-- Task --
Extract each line from all the records below and reproduce it character for character.

==================================================

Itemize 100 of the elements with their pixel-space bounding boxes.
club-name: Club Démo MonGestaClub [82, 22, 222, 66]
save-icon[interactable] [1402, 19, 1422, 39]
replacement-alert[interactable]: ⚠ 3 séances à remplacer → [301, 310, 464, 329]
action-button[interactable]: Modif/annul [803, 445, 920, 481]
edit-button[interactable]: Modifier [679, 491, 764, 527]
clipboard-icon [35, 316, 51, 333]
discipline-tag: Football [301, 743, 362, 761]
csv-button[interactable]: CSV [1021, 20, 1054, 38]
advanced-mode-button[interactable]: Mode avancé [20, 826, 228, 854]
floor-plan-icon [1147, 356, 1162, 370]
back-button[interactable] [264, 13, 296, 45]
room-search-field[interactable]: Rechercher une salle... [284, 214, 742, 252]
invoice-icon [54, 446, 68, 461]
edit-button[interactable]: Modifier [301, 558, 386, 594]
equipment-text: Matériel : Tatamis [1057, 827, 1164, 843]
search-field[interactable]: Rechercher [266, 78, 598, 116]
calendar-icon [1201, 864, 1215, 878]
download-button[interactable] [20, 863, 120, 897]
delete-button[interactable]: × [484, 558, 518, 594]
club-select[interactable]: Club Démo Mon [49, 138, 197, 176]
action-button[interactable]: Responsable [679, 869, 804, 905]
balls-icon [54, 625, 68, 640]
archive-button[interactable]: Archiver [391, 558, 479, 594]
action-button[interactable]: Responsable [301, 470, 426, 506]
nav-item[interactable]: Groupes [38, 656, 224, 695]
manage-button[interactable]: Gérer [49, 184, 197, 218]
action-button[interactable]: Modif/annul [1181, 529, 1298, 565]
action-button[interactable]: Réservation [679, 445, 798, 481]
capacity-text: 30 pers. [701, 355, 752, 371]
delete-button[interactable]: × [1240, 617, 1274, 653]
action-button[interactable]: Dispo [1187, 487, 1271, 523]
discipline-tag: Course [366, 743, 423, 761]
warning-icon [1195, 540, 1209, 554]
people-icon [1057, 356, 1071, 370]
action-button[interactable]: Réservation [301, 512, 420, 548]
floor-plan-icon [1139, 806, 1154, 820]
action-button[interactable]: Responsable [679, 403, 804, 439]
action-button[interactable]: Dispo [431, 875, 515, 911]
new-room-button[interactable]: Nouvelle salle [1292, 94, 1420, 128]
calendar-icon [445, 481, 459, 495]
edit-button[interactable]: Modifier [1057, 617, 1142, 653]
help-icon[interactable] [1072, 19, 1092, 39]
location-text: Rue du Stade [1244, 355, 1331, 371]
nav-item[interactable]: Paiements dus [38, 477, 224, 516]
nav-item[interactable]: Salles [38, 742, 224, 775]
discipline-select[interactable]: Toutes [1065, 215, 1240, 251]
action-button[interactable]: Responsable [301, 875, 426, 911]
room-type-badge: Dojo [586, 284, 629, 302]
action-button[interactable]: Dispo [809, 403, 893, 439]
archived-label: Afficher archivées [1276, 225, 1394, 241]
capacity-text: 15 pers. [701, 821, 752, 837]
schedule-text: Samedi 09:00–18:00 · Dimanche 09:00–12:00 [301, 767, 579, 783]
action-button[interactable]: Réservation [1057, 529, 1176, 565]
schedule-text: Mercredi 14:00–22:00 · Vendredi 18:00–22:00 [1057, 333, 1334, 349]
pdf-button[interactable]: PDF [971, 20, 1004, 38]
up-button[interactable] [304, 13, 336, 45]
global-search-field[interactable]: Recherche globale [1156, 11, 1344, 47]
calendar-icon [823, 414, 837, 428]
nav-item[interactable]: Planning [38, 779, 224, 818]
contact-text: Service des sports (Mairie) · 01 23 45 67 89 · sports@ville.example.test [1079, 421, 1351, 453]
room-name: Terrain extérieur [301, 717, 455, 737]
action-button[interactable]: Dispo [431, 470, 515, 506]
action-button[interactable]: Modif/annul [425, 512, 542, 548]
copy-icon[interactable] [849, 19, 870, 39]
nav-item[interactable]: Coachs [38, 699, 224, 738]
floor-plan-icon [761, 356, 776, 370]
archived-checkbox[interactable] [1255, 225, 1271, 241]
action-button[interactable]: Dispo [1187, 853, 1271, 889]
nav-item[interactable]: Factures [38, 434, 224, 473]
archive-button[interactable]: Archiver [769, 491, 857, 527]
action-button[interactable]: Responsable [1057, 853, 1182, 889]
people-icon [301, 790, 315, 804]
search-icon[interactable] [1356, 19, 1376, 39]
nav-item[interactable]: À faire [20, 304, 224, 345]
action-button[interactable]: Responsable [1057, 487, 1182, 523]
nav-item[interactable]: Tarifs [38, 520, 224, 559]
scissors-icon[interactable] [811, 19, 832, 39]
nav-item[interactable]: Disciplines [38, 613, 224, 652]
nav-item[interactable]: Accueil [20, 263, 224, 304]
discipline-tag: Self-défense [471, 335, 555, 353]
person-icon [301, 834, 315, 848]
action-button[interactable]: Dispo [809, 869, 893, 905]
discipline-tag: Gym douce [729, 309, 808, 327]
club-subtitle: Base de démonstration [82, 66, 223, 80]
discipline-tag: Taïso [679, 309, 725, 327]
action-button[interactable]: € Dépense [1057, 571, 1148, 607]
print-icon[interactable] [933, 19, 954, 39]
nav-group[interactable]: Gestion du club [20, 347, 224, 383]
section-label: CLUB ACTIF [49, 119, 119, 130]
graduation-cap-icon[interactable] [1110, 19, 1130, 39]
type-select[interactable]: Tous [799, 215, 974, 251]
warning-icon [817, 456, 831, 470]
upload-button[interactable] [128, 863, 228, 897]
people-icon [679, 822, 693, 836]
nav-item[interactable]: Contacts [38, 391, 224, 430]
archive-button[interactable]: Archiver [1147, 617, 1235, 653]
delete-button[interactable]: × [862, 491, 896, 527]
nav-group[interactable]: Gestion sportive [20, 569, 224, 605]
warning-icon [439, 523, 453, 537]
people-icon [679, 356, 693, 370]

==================================================

-- Full answer --
Itemize 100 of the elements with their pixel-space bounding boxes.
club-name: Club Démo MonGestaClub [82, 22, 222, 66]
save-icon[interactable] [1402, 19, 1422, 39]
replacement-alert[interactable]: ⚠ 3 séances à remplacer → [301, 310, 464, 329]
action-button[interactable]: Modif/annul [803, 445, 920, 481]
edit-button[interactable]: Modifier [679, 491, 764, 527]
clipboard-icon [35, 316, 51, 333]
discipline-tag: Football [301, 743, 362, 761]
csv-button[interactable]: CSV [1021, 20, 1054, 38]
advanced-mode-button[interactable]: Mode avancé [20, 826, 228, 854]
floor-plan-icon [1147, 356, 1162, 370]
back-button[interactable] [264, 13, 296, 45]
room-search-field[interactable]: Rechercher une salle... [284, 214, 742, 252]
invoice-icon [54, 446, 68, 461]
edit-button[interactable]: Modifier [301, 558, 386, 594]
equipment-text: Matériel : Tatamis [1057, 827, 1164, 843]
search-field[interactable]: Rechercher [266, 78, 598, 116]
calendar-icon [1201, 864, 1215, 878]
download-button[interactable] [20, 863, 120, 897]
delete-button[interactable]: × [484, 558, 518, 594]
club-select[interactable]: Club Démo Mon [49, 138, 197, 176]
action-button[interactable]: Responsable [679, 869, 804, 905]
balls-icon [54, 625, 68, 640]
archive-button[interactable]: Archiver [391, 558, 479, 594]
action-button[interactable]: Responsable [301, 470, 426, 506]
nav-item[interactable]: Groupes [38, 656, 224, 695]
manage-button[interactable]: Gérer [49, 184, 197, 218]
action-button[interactable]: Modif/annul [1181, 529, 1298, 565]
action-button[interactable]: Réservation [679, 445, 798, 481]
capacity-text: 30 pers. [701, 355, 752, 371]
delete-button[interactable]: × [1240, 617, 1274, 653]
action-button[interactable]: Dispo [1187, 487, 1271, 523]
discipline-tag: Course [366, 743, 423, 761]
warning-icon [1195, 540, 1209, 554]
people-icon [1057, 356, 1071, 370]
action-button[interactable]: Réservation [301, 512, 420, 548]
floor-plan-icon [1139, 806, 1154, 820]
action-button[interactable]: Responsable [679, 403, 804, 439]
action-button[interactable]: Dispo [431, 875, 515, 911]
new-room-button[interactable]: Nouvelle salle [1292, 94, 1420, 128]
calendar-icon [445, 481, 459, 495]
edit-button[interactable]: Modifier [1057, 617, 1142, 653]
help-icon[interactable] [1072, 19, 1092, 39]
location-text: Rue du Stade [1244, 355, 1331, 371]
nav-item[interactable]: Paiements dus [38, 477, 224, 516]
nav-item[interactable]: Salles [38, 742, 224, 775]
discipline-select[interactable]: Toutes [1065, 215, 1240, 251]
action-button[interactable]: Responsable [301, 875, 426, 911]
room-type-badge: Dojo [586, 284, 629, 302]
action-button[interactable]: Dispo [809, 403, 893, 439]
archived-label: Afficher archivées [1276, 225, 1394, 241]
capacity-text: 15 pers. [701, 821, 752, 837]
schedule-text: Samedi 09:00–18:00 · Dimanche 09:00–12:00 [301, 767, 579, 783]
action-button[interactable]: Réservation [1057, 529, 1176, 565]
schedule-text: Mercredi 14:00–22:00 · Vendredi 18:00–22:00 [1057, 333, 1334, 349]
pdf-button[interactable]: PDF [971, 20, 1004, 38]
up-button[interactable] [304, 13, 336, 45]
global-search-field[interactable]: Recherche globale [1156, 11, 1344, 47]
calendar-icon [823, 414, 837, 428]
nav-item[interactable]: Planning [38, 779, 224, 818]
contact-text: Service des sports (Mairie) · 01 23 45 67 89 · sports@ville.example.test [1079, 421, 1351, 453]
room-name: Terrain extérieur [301, 717, 455, 737]
action-button[interactable]: Dispo [431, 470, 515, 506]
action-button[interactable]: Modif/annul [425, 512, 542, 548]
copy-icon[interactable] [849, 19, 870, 39]
nav-item[interactable]: Coachs [38, 699, 224, 738]
floor-plan-icon [761, 356, 776, 370]
archived-checkbox[interactable] [1255, 225, 1271, 241]
action-button[interactable]: Dispo [1187, 853, 1271, 889]
nav-item[interactable]: Factures [38, 434, 224, 473]
archive-button[interactable]: Archiver [769, 491, 857, 527]
action-button[interactable]: Responsable [1057, 853, 1182, 889]
people-icon [301, 790, 315, 804]
search-icon[interactable] [1356, 19, 1376, 39]
nav-item[interactable]: À faire [20, 304, 224, 345]
action-button[interactable]: Responsable [1057, 487, 1182, 523]
nav-item[interactable]: Tarifs [38, 520, 224, 559]
scissors-icon[interactable] [811, 19, 832, 39]
nav-item[interactable]: Disciplines [38, 613, 224, 652]
nav-item[interactable]: Accueil [20, 263, 224, 304]
discipline-tag: Self-défense [471, 335, 555, 353]
person-icon [301, 834, 315, 848]
action-button[interactable]: Dispo [809, 869, 893, 905]
discipline-tag: Gym douce [729, 309, 808, 327]
club-subtitle: Base de démonstration [82, 66, 223, 80]
discipline-tag: Taïso [679, 309, 725, 327]
action-button[interactable]: € Dépense [1057, 571, 1148, 607]
print-icon[interactable] [933, 19, 954, 39]
nav-group[interactable]: Gestion du club [20, 347, 224, 383]
section-label: CLUB ACTIF [49, 119, 119, 130]
graduation-cap-icon[interactable] [1110, 19, 1130, 39]
type-select[interactable]: Tous [799, 215, 974, 251]
warning-icon [817, 456, 831, 470]
upload-button[interactable] [128, 863, 228, 897]
people-icon [679, 822, 693, 836]
nav-item[interactable]: Contacts [38, 391, 224, 430]
archive-button[interactable]: Archiver [1147, 617, 1235, 653]
delete-button[interactable]: × [862, 491, 896, 527]
nav-group[interactable]: Gestion sportive [20, 569, 224, 605]
warning-icon [439, 523, 453, 537]
people-icon [679, 356, 693, 370]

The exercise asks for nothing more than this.